* QUOTED PASSAGE *
For perspective, we turn now to Sue Gordon. She spent 30 years in the intelligence community, serving as principal deputy director of national intelligence during President Trump’s first term, the highest-ranking career intelligence official in the country at that time.

Sue Gordon, welcome back to the “News Hour.”

Sue Gordon, Former U.S. Principal Deputy of National Intelligence: Thanks. Glad to be here.

Geoff Bennett:

The president in his speech last night focused heavily on China and what he described as newly revealed intelligence about the 2020 election. Based on what has been made public, did you hear anything that changes the intelligence community’s fundamental assessment of what happened in 2020?

Sue Gordon:

No, on three levels.

Number one, that China and other nation-states are interested in influencing our elections to achieve their purposes is not new. It’s something we have been focused on specifically since 2016. So the idea that they also want to pursue advantage through that route is not new.

I didn’t see anything or hear anything that surprised me. And the other thing is, I think people just need to know, intelligence is just the beginning of a process. Intelligence is simply intent. So it is a long way, even if there are new data there, from new data that says China has an intent to do something to getting to an activity, to an impact and to an outcome.

And so 2020 is settled. It’s settled, right? There’s just nothing in there that changes that. But it’s not just the intelligence assessment of intention. It is the far broader assessment that we looked at the election, and it was sound, and saw no evidence of impact.

Geoff Bennett:

The president also suggested that intelligence about China was in some way suppressed or kept from him.

Sue Gordon:

Yes.

Geoff Bennett:

You served as principal deputy director of national intelligence during his first term.

How plausible is it that intelligence of this significance would have been deliberately withheld from the president?

Sue Gordon:

Now, remember, I’m of that community and believe in those women and men who sign up for the — to support the Constitution, but it’s — it makes no sense.

So, first, let’s go back to 2016, where the intelligence community was screaming at the top of its lungs of Russian intention to influence our elections beginning of the first Trump administration. So it has from that point been an incredible focus of the intelligence community.

And the other thing I think that gets lost when President Trump talks about himself and that people are interested in harming him, when intelligence looks at activities, it is those activities that are intended to undermine our nation, our democracy.

So the idea that you would have this group of people who spend their lives keeping America safe for democracy would somehow keep information about foreign attempts to undermine that same thing they serve is just — doesn’t work.

And look at 2016 with how much effort we put into it, even though in those years President Trump wasn’t as interested in hearing it from us.

Geoff Bennett:

Is there an irony here, an unfortunate irony, that by repeatedly suggesting that American elections are in some way compromised, that the president is advancing one of the objectives by countries like Russia and China, objectives that they have pursued?

* WHAT TO WORK ON *
1. According to the Sue Gordon interview, how many years did she spend in the intelligence community?
2. Go on with the Sue Gordon interview, picking up after its last line.
The listing that comes next is not needed.

* Element location data *
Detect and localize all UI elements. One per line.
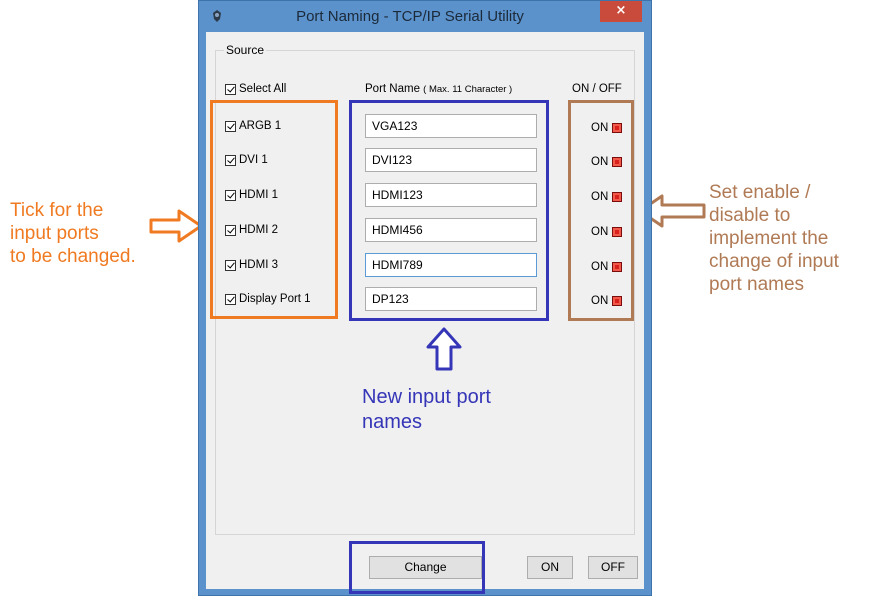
close-button[interactable]: × — [600, 1, 642, 22]
annotation-tick-text: Tick for the input ports to be changed. — [10, 200, 136, 267]
on-button[interactable]: ON — [527, 556, 573, 579]
annotation-change-box — [349, 541, 485, 594]
checkbox-icon — [225, 83, 236, 95]
onoff-header: ON / OFF — [572, 83, 622, 95]
annotation-port-name-box — [349, 100, 549, 321]
port-name-hint: ( Max. 11 Character ) — [423, 84, 513, 95]
arrow-right-icon — [149, 209, 203, 243]
port-name-header: Port Name ( Max. 11 Character ) — [365, 83, 513, 95]
annotation-enable-text: Set enable / disable to implement the ch… — [709, 182, 839, 295]
select-all-label: Select All — [239, 83, 287, 95]
annotation-new-names-text: New input port names — [362, 386, 491, 433]
annotation-checkbox-box — [210, 100, 338, 319]
annotation-onoff-box — [568, 100, 634, 321]
window-title: Port Naming - TCP/IP Serial Utility — [296, 8, 524, 25]
select-all-checkbox[interactable]: Select All — [225, 81, 286, 97]
source-group-label: Source — [224, 43, 267, 57]
off-button[interactable]: OFF — [588, 556, 638, 579]
arrow-up-icon — [426, 327, 462, 371]
title-bar[interactable]: Port Naming - TCP/IP Serial Utility × — [199, 1, 651, 32]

* ANSWER SET *
1. 30 years.

2.
Sue Gordon:

Yes, 100 percent.

And I think — I think — I’m pretty sure I said it to President Trump in the first administration, and I will say it again. The grand bargain of a democracy is that anyone can run for office and everyone accepts the outcome. And when things happen to change that bargain and let Americans believe that maybe that’s not true, that has served the purpose of our adversaries and competitors.

And so they don’t even have to achieve any real effect if we just increasingly distrust that which is so fundamental to who we are. In other words, the greatest threat to America is that we stop believing in ourselves. And when the president sows this kind of, in my estimation, ill-founded discontent about our institutions, he’s in fact done that work.

Geoff Bennett:

One thing that can be confusing for the American people who are watching all of this unfold is that there is this conflation of a very real intelligence threat posed by China and all of these claims that aren’t supported by the evidence.

So, how do you separate legitimate concerns about foreign influence and cyber vulnerabilities from unsupported claims that an election result was in some way corrupted?

Sue Gordon:

Yes, so that’s a really great question.

I think the intelligence community can be accused of being arcane in its language sometimes, but it is very transparent about how much work is going on by adversaries to influence our campaign, and that is by supporting different candidates, by putting money into our system, to getting information to understand how they might shape what our voters believe.

That’s influence. And that is very real, very possible, very aggressive, and hard to counter, because that is just working democracy the way it works.

The other piece is interference, and that is physically doing damage and changing one vote for A to one vote to B. That is really hard to do. And, again, since 2016, there’s been so much work. The beginning of this episode on “News Hour” was very clear in terms of how much work has been — gone on to make sure that our election process is secure.

And the other thing that’s really a strength of our election process is that it is run locally. And so the idea that someone would be able to get into it and create a systemic effect that would matter is vanishingly small, even though you have to watch it all the time.

But, right now, I just think that difference between influence, which is shaping opinion, which is going on right now, and interference, which is changing outcome, is still very clear and where our assessment falls.

Geoff Bennett:

Sue Gordon, always good to speak with you. Thanks for joining us.

Sue Gordon:

You bet. Great to see you.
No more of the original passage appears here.